--- start of Material for this exercise ---

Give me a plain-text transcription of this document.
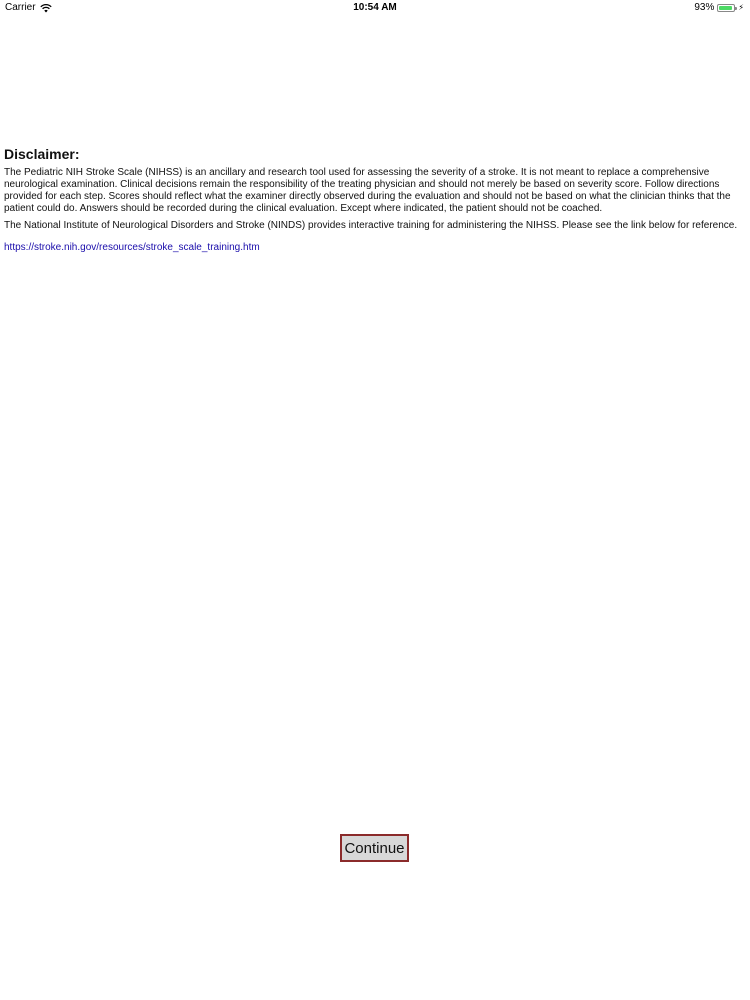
Carrier	10:54 AM	93%	⚡
Disclaimer:

The Pediatric NIH Stroke Scale (NIHSS) is an ancillary and research tool used for assessing the severity of a stroke. It is not meant to replace a comprehensive neurological examination. Clinical decisions remain the responsibility of the treating physician and should not merely be based on severity score. Follow directions provided for each step. Scores should reflect what the examiner directly observed during the evaluation and should not be based on what the clinician thinks that the patient could do. Answers should be recorded during the clinical evaluation. Except where indicated, the patient should not be coached.

The National Institute of Neurological Disorders and Stroke (NINDS) provides interactive training for administering the NIHSS. Please see the link below for reference.

https://stroke.nih.gov/resources/stroke_scale_training.htm
Continue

--- end of Material for this exercise ---

• [The exercise] Each entry shown above must be quoted exactly, with its pictures left out.

• [Solution for this problem]
Give me a plain-text transcription of this document.
Carrier	10:54 AM	93%	⚡
Disclaimer:

The Pediatric NIH Stroke Scale (NIHSS) is an ancillary and research tool used for assessing the severity of a stroke. It is not meant to replace a comprehensive neurological examination. Clinical decisions remain the responsibility of the treating physician and should not merely be based on severity score. Follow directions provided for each step. Scores should reflect what the examiner directly observed during the evaluation and should not be based on what the clinician thinks that the patient could do. Answers should be recorded during the clinical evaluation. Except where indicated, the patient should not be coached.

The National Institute of Neurological Disorders and Stroke (NINDS) provides interactive training for administering the NIHSS. Please see the link below for reference.

https://stroke.nih.gov/resources/stroke_scale_training.htm
Continue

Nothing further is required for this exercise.